* **PAGE TEXT**
________________________
World
About 600 North Korean soldiers killed in war in Ukraine, lawmakers say

South Korean lawmakers provide update on estimated casualties following briefing by country’s intelligence agency.
About 600 North Korean soldiers have been killed fighting in Russia’s war in Ukraine, South Korean lawmakers have said, citing intelligence officials.
Speaking after a closed-door briefing by the National Intelligence Service (NIS) on Wednesday, Lee Seong-kweun and Kim Byung-kee told reporters that an estimated 4,700 North Koreans had been killed or injured so far in the war.
Lee and Kim, who co-chair the legislature’s intelligence committee, made their comments two days after Pyongyang confirmed for the first time that it had sent troops to Russia to support Moscow’s war.
In a report by the official Korean Central News Agency (KCNA) on Monday, North Korean leader Kim Jong Un was quoted as saying he had ordered the deployment of troops to “annihilate and wipe out the Ukrainian neo-Nazi occupiers and liberate the Kursk area in cooperation with the Russian armed forces”.
________________________
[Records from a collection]
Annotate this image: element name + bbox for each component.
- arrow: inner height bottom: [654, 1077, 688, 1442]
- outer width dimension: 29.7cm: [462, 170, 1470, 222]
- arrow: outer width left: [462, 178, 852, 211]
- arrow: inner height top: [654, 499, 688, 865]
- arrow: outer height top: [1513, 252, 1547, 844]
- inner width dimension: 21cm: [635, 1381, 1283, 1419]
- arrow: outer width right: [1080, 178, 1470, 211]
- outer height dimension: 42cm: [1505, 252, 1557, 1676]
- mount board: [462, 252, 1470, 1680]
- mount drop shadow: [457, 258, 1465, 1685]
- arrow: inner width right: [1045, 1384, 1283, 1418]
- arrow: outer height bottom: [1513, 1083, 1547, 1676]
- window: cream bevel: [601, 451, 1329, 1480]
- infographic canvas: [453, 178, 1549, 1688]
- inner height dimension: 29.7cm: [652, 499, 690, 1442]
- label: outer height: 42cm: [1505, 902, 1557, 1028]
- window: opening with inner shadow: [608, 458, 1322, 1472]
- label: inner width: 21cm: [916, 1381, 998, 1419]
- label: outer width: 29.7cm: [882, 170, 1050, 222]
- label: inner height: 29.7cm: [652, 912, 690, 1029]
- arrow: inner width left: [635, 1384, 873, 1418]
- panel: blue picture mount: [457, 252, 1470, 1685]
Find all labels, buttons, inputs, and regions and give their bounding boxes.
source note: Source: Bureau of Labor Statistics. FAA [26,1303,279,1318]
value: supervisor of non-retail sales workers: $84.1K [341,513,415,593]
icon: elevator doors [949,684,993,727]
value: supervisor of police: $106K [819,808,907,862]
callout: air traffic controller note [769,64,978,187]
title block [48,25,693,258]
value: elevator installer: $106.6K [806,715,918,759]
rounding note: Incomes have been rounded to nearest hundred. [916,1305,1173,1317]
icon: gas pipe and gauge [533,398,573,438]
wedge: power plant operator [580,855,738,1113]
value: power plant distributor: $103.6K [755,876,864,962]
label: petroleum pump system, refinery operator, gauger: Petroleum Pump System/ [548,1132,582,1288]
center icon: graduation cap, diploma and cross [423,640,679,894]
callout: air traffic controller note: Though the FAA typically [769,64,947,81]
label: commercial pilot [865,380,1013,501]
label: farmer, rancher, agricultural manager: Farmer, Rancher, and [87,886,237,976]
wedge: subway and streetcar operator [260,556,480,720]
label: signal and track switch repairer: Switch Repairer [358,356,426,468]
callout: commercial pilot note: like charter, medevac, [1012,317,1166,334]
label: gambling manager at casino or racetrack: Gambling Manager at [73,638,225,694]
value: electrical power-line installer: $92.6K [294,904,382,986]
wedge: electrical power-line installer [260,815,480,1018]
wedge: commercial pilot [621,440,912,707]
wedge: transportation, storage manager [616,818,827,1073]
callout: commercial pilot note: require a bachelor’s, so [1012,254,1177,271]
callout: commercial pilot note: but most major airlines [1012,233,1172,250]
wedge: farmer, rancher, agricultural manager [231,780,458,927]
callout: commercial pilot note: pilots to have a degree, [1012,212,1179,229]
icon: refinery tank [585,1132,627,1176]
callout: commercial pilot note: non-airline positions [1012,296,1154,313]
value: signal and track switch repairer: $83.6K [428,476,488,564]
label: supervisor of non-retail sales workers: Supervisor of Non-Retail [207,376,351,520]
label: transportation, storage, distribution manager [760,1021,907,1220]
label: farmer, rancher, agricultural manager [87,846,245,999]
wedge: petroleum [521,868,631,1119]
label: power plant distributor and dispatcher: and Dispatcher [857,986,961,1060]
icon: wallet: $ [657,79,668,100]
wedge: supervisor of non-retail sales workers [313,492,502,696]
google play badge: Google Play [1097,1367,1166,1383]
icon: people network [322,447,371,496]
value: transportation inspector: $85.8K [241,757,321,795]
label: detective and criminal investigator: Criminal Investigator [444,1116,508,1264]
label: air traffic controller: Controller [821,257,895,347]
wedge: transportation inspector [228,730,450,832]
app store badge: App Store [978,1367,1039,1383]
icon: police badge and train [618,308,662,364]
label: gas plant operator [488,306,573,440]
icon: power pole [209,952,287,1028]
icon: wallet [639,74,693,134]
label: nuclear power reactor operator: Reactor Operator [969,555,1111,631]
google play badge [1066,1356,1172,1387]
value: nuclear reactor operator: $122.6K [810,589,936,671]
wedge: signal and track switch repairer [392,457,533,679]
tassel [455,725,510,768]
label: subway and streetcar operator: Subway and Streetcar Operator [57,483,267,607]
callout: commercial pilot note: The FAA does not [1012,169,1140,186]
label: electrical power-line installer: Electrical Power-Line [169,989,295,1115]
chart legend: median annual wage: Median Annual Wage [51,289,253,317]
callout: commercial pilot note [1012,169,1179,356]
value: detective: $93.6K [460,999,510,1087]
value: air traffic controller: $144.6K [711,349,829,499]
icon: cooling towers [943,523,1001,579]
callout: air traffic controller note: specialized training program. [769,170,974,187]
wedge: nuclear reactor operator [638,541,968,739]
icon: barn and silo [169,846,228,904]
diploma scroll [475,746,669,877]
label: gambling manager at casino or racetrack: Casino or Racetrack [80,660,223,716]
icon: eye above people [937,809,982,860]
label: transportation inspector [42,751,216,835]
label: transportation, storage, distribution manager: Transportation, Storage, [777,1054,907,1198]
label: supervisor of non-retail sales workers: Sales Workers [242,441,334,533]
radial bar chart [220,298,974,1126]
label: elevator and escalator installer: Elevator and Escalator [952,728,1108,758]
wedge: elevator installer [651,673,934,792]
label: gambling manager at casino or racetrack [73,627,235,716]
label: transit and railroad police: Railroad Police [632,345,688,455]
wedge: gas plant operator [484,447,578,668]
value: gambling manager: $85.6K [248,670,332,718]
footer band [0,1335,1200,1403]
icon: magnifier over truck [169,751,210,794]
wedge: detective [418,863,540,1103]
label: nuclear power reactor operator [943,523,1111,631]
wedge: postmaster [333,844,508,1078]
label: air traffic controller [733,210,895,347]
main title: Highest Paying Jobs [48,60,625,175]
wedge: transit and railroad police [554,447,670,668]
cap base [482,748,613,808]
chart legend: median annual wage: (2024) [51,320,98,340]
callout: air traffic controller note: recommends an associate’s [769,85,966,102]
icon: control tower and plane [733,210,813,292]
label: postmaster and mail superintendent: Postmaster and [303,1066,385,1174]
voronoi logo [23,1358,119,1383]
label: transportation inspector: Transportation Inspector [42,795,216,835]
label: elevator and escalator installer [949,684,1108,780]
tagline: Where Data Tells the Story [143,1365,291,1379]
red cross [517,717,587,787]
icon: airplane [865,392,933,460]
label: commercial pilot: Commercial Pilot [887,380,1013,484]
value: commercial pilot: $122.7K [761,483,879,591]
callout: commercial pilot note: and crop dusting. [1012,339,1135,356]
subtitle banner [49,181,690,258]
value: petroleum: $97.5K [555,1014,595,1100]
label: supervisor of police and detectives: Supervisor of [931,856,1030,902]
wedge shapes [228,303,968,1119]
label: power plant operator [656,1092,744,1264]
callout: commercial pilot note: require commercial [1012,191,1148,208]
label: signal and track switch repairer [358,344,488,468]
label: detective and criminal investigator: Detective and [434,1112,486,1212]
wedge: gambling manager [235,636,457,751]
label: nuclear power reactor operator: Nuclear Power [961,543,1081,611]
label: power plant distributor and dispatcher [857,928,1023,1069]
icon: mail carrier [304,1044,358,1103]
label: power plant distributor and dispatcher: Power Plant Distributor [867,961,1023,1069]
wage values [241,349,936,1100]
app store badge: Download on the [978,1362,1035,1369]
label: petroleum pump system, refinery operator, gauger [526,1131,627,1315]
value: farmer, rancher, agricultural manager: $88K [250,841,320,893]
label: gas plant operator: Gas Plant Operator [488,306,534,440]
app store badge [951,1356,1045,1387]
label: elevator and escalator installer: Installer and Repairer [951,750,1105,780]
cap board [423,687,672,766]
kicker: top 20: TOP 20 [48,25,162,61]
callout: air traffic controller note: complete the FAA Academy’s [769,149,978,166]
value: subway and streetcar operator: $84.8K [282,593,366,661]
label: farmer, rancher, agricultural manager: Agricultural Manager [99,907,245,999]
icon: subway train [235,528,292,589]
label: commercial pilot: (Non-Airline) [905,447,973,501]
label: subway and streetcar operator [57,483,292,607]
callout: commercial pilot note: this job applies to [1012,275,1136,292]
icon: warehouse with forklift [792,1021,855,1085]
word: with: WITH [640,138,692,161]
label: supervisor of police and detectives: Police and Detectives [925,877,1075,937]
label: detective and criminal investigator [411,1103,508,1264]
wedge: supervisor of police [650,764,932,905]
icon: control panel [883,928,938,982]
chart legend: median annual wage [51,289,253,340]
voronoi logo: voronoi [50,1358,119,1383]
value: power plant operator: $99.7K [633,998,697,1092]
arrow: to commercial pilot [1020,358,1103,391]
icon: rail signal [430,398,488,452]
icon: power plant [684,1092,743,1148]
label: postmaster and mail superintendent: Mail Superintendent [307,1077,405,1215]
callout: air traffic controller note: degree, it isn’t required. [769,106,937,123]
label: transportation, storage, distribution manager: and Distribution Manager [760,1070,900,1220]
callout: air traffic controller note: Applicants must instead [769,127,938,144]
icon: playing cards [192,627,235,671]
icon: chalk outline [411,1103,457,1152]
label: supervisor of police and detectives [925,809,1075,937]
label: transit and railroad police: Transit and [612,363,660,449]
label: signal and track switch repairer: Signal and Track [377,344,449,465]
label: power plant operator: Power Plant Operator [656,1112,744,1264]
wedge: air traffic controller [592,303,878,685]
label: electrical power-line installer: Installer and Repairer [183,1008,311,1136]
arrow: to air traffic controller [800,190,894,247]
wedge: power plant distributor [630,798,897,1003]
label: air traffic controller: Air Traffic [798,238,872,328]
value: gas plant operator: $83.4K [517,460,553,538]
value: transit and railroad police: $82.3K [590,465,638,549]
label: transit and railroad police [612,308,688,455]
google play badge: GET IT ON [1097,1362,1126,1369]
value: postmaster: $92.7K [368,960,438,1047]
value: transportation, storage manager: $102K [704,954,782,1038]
________________________
* **EXERCISE BRIEF**
Set down, word for word, the passage of the article on North Korean troop losses that begins with "South Korean lawmakers provide" and ends after "support Moscow’s war.".

* **WRITTEN RESPONSE**
South Korean lawmakers provide update on estimated casualties following briefing by country’s intelligence agency.
About 600 North Korean soldiers have been killed fighting in Russia’s war in Ukraine, South Korean lawmakers have said, citing intelligence officials.
Speaking after a closed-door briefing by the National Intelligence Service (NIS) on Wednesday, Lee Seong-kweun and Kim Byung-kee told reporters that an estimated 4,700 North Koreans had been killed or injured so far in the war.
Lee and Kim, who co-chair the legislature’s intelligence committee, made their comments two days after Pyongyang confirmed for the first time that it had sent troops to Russia to support Moscow’s war.